What you have to do: Without the pictures, copy all the entries below exactly.
■ ■ ■ ■ ■ ■ ■
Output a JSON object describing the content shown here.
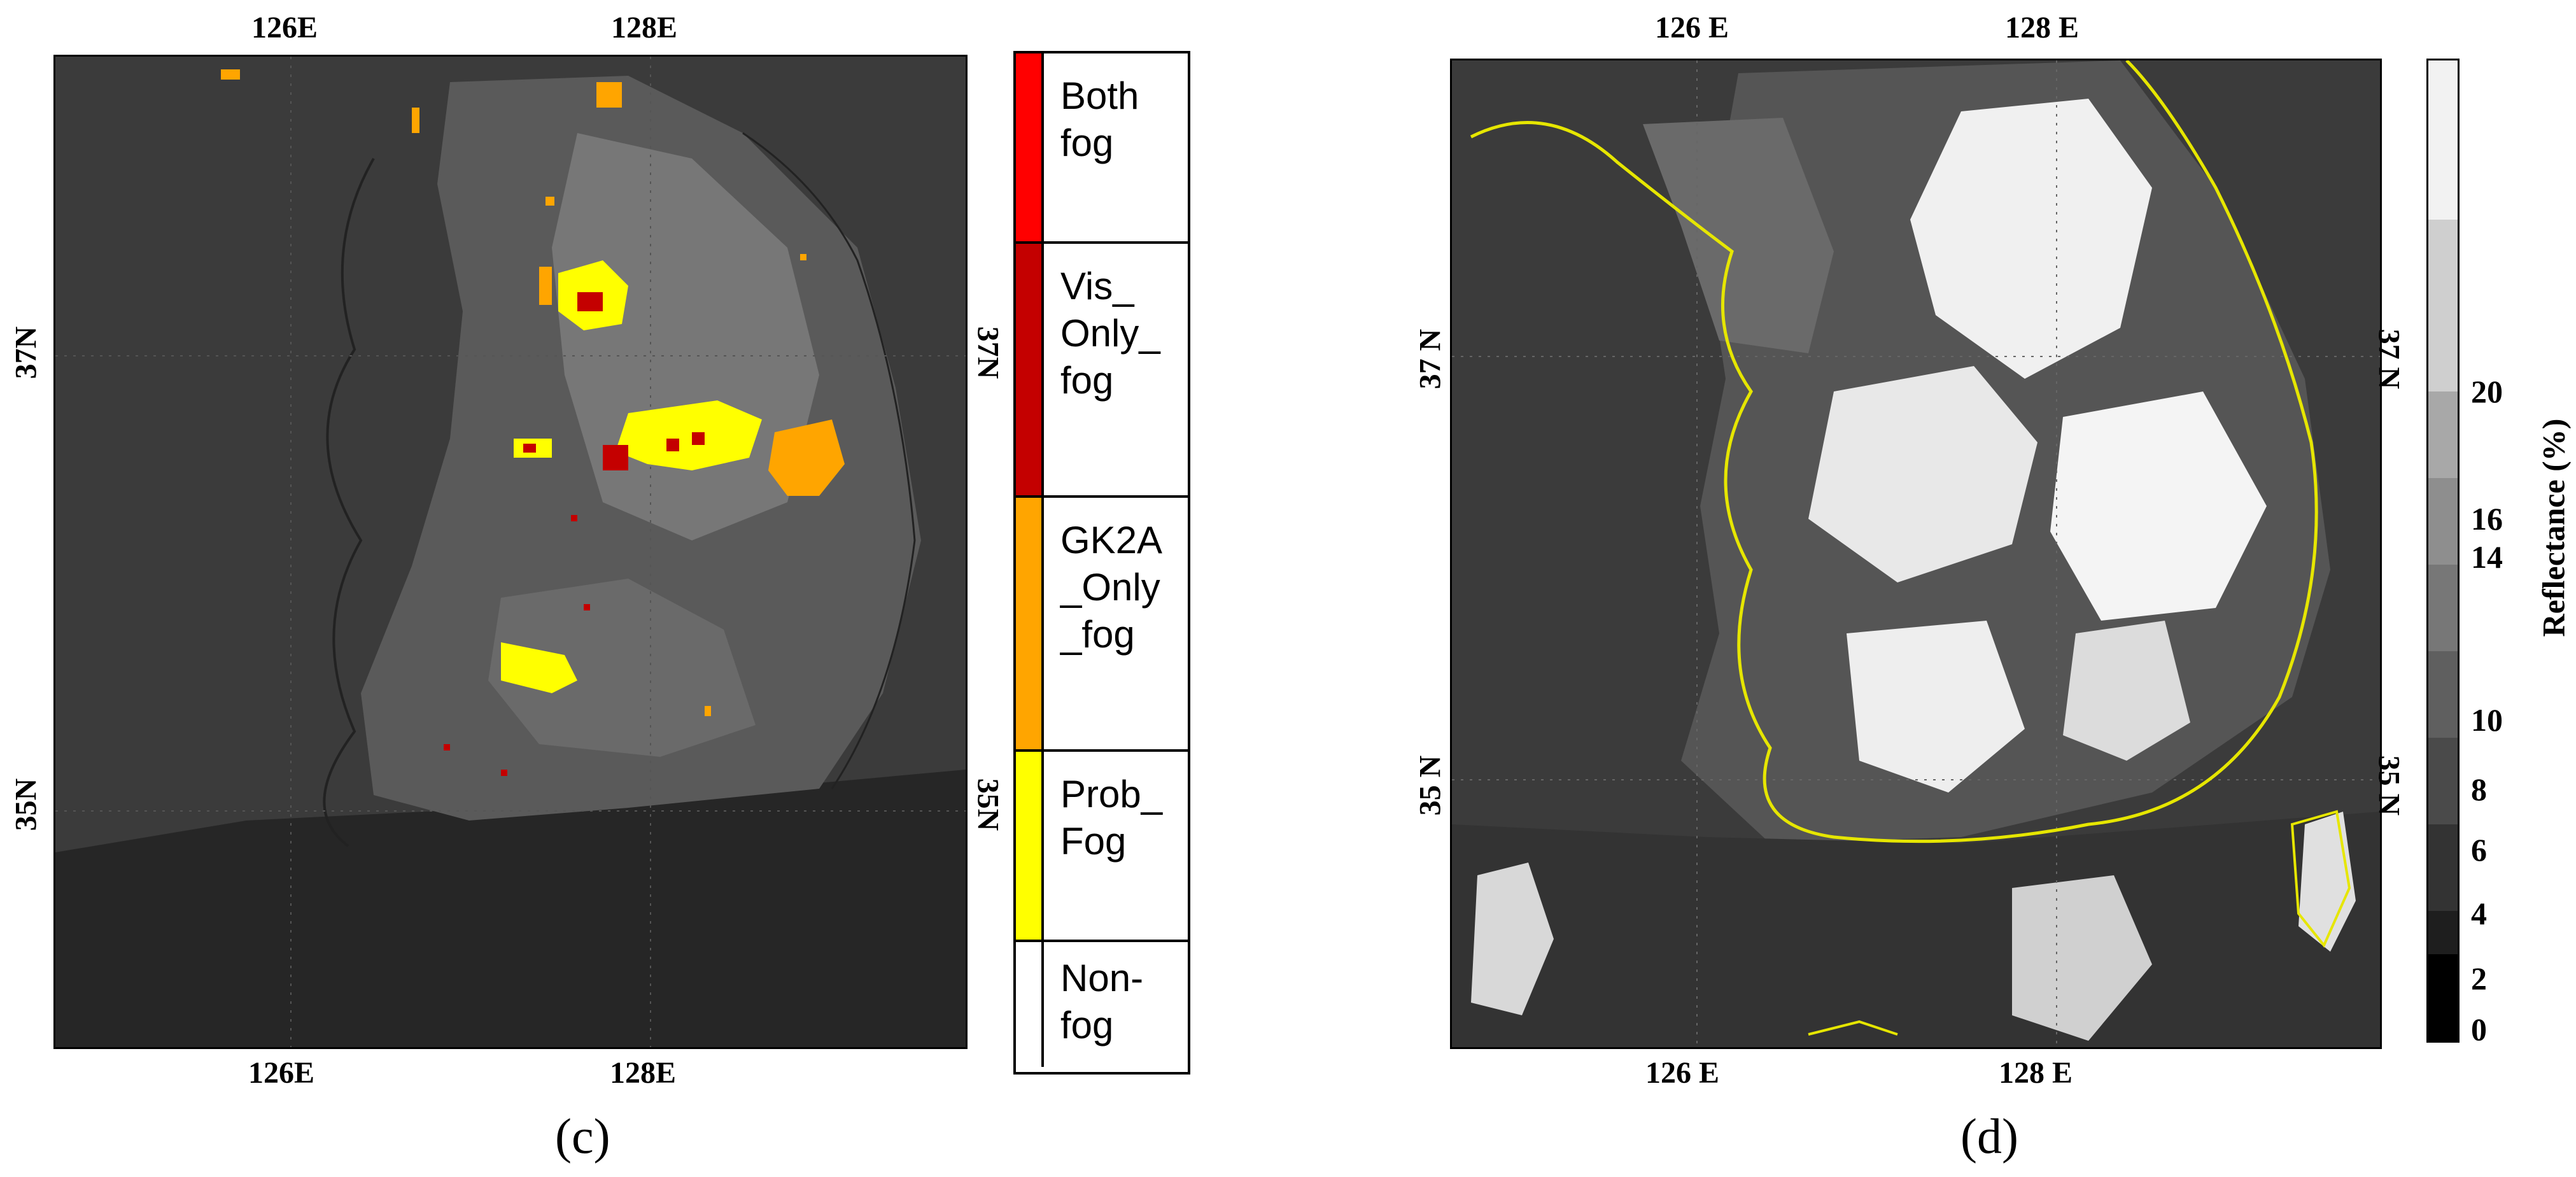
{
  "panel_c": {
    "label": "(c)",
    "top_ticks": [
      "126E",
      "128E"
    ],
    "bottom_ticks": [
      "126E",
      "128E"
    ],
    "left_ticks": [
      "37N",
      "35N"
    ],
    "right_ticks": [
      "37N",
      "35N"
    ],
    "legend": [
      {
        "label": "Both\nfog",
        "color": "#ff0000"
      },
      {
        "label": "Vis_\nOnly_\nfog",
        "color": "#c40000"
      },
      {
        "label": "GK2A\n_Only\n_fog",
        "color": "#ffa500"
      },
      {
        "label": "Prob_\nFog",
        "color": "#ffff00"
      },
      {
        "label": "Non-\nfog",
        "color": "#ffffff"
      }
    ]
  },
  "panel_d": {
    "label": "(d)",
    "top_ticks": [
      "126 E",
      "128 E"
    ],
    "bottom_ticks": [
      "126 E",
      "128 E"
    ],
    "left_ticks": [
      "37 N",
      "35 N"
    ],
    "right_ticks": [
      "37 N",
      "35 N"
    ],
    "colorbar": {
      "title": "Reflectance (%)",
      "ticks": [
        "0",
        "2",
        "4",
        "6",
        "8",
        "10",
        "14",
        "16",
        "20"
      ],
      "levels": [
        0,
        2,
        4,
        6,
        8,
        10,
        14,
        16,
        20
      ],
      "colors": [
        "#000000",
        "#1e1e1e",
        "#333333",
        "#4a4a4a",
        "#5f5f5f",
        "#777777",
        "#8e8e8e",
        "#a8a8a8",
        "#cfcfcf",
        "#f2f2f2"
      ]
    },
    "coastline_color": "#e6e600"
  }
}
■ ■ ■ ■ ■ ■ ■
The answer:
Output a JSON object describing the content shown here.
{
  "panel_c": {
    "label": "(c)",
    "top_ticks": [
      "126E",
      "128E"
    ],
    "bottom_ticks": [
      "126E",
      "128E"
    ],
    "left_ticks": [
      "37N",
      "35N"
    ],
    "right_ticks": [
      "37N",
      "35N"
    ],
    "legend": [
      {
        "label": "Both\nfog",
        "color": "#ff0000"
      },
      {
        "label": "Vis_\nOnly_\nfog",
        "color": "#c40000"
      },
      {
        "label": "GK2A\n_Only\n_fog",
        "color": "#ffa500"
      },
      {
        "label": "Prob_\nFog",
        "color": "#ffff00"
      },
      {
        "label": "Non-\nfog",
        "color": "#ffffff"
      }
    ]
  },
  "panel_d": {
    "label": "(d)",
    "top_ticks": [
      "126 E",
      "128 E"
    ],
    "bottom_ticks": [
      "126 E",
      "128 E"
    ],
    "left_ticks": [
      "37 N",
      "35 N"
    ],
    "right_ticks": [
      "37 N",
      "35 N"
    ],
    "colorbar": {
      "title": "Reflectance (%)",
      "ticks": [
        "0",
        "2",
        "4",
        "6",
        "8",
        "10",
        "14",
        "16",
        "20"
      ],
      "levels": [
        0,
        2,
        4,
        6,
        8,
        10,
        14,
        16,
        20
      ],
      "colors": [
        "#000000",
        "#1e1e1e",
        "#333333",
        "#4a4a4a",
        "#5f5f5f",
        "#777777",
        "#8e8e8e",
        "#a8a8a8",
        "#cfcfcf",
        "#f2f2f2"
      ]
    },
    "coastline_color": "#e6e600"
  }
}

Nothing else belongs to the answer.